=== Problem statement ===
Output the line containing "Transcribe the text in this document." and all subsequent lines of the listing below, copied exactly, with no other lines.
** start Source records **
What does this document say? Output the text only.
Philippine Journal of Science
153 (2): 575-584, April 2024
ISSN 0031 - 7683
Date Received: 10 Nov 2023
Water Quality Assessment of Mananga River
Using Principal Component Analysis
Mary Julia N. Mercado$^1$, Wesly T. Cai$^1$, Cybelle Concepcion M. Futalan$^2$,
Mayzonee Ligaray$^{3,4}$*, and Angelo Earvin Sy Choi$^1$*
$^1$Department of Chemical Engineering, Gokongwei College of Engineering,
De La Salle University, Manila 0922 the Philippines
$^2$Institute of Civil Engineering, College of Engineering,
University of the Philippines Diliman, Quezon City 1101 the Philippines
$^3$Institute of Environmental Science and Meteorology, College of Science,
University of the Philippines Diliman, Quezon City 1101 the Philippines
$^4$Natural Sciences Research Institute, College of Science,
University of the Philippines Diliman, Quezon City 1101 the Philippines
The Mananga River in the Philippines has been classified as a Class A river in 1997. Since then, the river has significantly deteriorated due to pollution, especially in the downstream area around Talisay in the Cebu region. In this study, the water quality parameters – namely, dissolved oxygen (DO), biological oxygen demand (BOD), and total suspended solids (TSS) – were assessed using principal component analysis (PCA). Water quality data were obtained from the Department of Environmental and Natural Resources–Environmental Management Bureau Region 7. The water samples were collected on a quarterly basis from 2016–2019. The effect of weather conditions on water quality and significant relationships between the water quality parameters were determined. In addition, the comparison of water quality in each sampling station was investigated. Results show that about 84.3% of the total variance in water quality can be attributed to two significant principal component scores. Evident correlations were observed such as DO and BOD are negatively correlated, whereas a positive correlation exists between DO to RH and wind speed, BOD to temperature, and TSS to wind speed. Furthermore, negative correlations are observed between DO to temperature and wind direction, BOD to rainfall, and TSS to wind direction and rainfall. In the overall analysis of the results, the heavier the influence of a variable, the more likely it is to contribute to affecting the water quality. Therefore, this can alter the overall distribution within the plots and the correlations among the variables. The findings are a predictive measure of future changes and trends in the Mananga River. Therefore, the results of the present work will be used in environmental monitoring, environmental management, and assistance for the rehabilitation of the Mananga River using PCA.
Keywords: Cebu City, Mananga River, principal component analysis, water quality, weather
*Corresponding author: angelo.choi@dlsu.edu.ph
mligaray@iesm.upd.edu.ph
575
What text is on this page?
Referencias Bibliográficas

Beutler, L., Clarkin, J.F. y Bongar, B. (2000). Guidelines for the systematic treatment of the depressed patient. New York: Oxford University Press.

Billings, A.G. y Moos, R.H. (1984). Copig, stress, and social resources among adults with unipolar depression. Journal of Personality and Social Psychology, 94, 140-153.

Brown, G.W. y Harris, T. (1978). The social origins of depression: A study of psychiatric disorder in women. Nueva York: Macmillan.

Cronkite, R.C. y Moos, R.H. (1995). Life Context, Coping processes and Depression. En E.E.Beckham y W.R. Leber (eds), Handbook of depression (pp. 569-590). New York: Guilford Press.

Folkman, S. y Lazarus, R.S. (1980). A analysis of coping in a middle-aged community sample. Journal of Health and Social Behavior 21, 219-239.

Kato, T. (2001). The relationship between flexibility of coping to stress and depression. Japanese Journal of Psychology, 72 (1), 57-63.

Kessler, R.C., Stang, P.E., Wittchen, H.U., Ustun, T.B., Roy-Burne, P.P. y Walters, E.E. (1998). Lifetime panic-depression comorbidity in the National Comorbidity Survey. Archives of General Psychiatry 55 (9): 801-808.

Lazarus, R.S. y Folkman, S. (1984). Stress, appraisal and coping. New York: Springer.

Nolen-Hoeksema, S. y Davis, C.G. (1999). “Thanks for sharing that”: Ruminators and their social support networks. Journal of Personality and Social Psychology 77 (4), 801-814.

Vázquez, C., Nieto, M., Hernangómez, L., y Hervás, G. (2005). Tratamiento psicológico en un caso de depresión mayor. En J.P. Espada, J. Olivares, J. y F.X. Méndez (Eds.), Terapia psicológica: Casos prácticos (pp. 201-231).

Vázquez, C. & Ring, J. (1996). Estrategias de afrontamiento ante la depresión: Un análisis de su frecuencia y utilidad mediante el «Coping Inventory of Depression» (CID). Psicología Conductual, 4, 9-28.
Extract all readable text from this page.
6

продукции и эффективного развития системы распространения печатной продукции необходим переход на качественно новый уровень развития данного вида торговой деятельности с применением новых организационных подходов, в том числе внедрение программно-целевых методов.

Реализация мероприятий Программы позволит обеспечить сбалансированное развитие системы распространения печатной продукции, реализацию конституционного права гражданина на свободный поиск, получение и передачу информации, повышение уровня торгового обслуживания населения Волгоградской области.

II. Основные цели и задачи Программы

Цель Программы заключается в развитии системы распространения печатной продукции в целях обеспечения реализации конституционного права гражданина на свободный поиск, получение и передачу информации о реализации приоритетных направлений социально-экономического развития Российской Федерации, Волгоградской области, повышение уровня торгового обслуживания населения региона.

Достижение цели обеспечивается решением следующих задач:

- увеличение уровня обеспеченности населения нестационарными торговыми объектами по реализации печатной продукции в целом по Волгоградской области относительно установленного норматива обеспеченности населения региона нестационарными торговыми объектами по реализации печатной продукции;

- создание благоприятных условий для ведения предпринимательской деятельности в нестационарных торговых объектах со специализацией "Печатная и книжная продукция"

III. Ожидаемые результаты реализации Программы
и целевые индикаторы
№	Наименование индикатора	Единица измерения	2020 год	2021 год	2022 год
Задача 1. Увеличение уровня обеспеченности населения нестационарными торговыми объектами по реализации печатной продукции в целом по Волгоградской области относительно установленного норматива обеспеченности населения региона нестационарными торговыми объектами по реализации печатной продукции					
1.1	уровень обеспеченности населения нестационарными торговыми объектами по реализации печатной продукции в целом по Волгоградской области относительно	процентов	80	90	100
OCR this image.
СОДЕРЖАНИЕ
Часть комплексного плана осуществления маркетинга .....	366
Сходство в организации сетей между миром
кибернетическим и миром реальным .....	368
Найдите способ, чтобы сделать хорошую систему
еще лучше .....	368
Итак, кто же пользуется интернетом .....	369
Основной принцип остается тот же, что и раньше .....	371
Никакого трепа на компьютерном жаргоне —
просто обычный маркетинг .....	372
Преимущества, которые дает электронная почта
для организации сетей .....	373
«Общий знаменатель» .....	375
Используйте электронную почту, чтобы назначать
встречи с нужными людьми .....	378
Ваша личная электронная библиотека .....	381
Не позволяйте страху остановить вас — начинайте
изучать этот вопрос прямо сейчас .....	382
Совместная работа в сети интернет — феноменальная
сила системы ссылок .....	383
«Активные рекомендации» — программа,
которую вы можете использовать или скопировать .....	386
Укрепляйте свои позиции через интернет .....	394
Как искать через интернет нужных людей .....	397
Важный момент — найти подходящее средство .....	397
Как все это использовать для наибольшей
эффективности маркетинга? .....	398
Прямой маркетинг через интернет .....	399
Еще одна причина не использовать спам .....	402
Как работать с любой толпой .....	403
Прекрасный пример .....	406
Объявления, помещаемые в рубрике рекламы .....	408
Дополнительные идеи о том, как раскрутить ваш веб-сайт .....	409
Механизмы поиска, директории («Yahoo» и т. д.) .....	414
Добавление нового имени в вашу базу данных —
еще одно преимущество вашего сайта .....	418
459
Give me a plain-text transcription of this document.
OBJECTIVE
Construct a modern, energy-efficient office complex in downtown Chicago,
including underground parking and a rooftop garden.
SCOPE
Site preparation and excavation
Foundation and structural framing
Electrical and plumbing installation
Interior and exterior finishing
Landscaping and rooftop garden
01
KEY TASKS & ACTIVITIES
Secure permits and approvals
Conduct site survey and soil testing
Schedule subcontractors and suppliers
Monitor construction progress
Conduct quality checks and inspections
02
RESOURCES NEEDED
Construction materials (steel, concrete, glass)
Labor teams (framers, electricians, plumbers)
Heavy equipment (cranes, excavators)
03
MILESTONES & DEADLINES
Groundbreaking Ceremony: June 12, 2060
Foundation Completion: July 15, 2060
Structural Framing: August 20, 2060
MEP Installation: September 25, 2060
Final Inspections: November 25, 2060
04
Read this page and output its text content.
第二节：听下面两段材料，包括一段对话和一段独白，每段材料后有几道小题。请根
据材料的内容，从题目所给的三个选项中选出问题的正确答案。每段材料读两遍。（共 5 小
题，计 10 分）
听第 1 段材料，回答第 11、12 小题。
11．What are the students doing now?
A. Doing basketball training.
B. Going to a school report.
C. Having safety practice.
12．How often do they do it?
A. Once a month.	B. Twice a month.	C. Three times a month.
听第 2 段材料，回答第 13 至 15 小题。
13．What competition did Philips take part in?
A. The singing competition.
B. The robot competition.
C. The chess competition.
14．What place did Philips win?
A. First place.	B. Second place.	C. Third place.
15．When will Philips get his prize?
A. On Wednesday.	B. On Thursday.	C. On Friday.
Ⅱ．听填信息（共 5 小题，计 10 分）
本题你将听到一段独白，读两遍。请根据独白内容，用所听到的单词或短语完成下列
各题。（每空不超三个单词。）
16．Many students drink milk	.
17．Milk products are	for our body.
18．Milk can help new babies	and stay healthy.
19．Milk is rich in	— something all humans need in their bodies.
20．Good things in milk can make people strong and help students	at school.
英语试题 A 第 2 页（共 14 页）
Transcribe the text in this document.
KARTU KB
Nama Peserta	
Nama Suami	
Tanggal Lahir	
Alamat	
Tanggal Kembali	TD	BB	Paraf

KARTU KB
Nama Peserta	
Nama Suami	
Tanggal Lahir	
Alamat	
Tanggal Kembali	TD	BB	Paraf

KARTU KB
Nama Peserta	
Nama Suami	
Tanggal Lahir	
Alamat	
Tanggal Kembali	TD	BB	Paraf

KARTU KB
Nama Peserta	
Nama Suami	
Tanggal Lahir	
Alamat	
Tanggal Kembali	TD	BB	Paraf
** end Source records **
=== Full answer ===
Transcribe the text in this document.
KARTU KB
Nama Peserta	
Nama Suami	
Tanggal Lahir	
Alamat	
Tanggal Kembali	TD	BB	Paraf

KARTU KB
Nama Peserta	
Nama Suami	
Tanggal Lahir	
Alamat	
Tanggal Kembali	TD	BB	Paraf

KARTU KB
Nama Peserta	
Nama Suami	
Tanggal Lahir	
Alamat	
Tanggal Kembali	TD	BB	Paraf

KARTU KB
Nama Peserta	
Nama Suami	
Tanggal Lahir	
Alamat	
Tanggal Kembali	TD	BB	Paraf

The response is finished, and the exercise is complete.